Records from a collection of figures:
--- Begin ---

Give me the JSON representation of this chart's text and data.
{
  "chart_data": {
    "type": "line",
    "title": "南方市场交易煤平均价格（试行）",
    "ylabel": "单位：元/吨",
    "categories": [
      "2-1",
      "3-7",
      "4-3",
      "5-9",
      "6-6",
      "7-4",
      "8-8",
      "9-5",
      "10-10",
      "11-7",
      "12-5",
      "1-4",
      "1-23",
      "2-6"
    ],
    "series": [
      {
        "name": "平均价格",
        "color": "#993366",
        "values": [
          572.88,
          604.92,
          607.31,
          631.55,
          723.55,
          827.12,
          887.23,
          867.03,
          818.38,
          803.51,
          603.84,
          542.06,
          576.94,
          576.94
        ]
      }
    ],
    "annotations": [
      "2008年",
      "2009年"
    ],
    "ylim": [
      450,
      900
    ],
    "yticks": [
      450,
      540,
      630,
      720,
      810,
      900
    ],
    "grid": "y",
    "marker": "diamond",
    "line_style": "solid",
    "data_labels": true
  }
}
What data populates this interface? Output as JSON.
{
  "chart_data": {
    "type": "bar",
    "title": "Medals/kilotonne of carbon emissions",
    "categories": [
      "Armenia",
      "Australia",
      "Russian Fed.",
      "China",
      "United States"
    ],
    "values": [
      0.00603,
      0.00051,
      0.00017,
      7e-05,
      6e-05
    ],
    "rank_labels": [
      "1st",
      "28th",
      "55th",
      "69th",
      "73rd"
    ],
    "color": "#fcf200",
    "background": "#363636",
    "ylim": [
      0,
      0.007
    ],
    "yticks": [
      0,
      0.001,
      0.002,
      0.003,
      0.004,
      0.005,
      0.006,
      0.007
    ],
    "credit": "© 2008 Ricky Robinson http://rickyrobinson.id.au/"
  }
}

--- End ---

The problem: Pull every line containing "JSON" from the material above.

Written answer:
Give me the JSON representation of this chart's text and data.
What data populates this interface? Output as JSON.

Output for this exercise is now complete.